## Exercise aim
Locate every line in the material below that has the word "support". Copy each of those lines.

-=-=-

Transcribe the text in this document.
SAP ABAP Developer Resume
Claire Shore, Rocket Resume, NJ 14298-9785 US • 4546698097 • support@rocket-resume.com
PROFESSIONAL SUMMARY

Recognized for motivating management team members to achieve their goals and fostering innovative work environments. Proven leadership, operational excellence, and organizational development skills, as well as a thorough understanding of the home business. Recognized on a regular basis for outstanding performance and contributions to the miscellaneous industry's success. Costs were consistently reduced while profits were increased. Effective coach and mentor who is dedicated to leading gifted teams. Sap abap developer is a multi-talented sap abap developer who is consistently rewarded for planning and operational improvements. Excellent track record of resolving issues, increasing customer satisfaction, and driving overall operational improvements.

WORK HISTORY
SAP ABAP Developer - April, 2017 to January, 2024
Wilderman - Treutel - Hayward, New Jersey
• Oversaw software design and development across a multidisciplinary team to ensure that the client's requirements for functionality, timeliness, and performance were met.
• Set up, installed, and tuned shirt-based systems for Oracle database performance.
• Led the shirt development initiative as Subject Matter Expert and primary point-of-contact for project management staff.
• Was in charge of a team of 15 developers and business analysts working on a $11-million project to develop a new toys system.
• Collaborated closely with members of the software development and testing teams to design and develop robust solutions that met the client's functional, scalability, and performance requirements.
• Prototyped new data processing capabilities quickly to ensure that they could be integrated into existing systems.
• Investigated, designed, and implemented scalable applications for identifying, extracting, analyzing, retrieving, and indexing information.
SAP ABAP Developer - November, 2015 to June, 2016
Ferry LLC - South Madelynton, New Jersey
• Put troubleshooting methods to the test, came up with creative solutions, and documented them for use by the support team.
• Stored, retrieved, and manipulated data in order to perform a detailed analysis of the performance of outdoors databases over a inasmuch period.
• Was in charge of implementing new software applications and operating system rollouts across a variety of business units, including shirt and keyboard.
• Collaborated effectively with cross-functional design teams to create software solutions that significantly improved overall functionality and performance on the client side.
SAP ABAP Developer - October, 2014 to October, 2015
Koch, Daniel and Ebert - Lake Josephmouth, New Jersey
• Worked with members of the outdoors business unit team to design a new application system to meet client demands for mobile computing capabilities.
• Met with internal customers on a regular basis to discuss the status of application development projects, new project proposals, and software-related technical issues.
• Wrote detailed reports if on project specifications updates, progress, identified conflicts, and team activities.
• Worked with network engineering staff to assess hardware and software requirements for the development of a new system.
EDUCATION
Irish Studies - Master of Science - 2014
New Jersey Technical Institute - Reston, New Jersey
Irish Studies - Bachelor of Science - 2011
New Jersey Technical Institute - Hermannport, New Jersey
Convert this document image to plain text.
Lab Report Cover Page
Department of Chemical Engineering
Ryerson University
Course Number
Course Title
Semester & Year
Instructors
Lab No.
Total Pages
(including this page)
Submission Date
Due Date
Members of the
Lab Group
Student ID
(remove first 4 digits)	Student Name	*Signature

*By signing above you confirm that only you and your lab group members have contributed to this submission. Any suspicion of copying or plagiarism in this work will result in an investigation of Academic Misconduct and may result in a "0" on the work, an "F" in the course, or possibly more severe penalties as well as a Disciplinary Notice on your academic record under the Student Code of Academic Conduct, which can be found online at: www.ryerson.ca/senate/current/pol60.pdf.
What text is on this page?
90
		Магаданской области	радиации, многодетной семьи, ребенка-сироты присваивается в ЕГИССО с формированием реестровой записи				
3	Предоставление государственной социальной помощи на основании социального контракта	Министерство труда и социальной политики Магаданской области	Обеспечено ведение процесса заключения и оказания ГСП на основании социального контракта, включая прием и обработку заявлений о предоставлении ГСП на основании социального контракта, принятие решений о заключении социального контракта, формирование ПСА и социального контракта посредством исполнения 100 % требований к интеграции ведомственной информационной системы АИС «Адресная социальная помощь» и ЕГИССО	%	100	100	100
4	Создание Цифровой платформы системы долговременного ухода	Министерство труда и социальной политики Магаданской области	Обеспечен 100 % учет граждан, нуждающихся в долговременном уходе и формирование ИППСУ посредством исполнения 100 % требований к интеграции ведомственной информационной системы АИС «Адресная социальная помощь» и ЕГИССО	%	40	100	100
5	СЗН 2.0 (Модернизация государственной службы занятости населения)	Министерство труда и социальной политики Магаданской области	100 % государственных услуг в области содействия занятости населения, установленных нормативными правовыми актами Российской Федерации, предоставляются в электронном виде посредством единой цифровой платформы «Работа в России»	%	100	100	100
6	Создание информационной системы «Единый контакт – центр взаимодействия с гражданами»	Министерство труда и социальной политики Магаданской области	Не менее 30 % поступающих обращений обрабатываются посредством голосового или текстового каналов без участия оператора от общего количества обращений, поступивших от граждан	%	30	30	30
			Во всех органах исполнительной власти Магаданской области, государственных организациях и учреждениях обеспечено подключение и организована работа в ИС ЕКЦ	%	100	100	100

-=-=-

## Exercise solution
Claire Shore, Rocket Resume, NJ 14298-9785 US • 4546698097 • support@rocket-resume.com
• Put troubleshooting methods to the test, came up with creative solutions, and documented them for use by the support team.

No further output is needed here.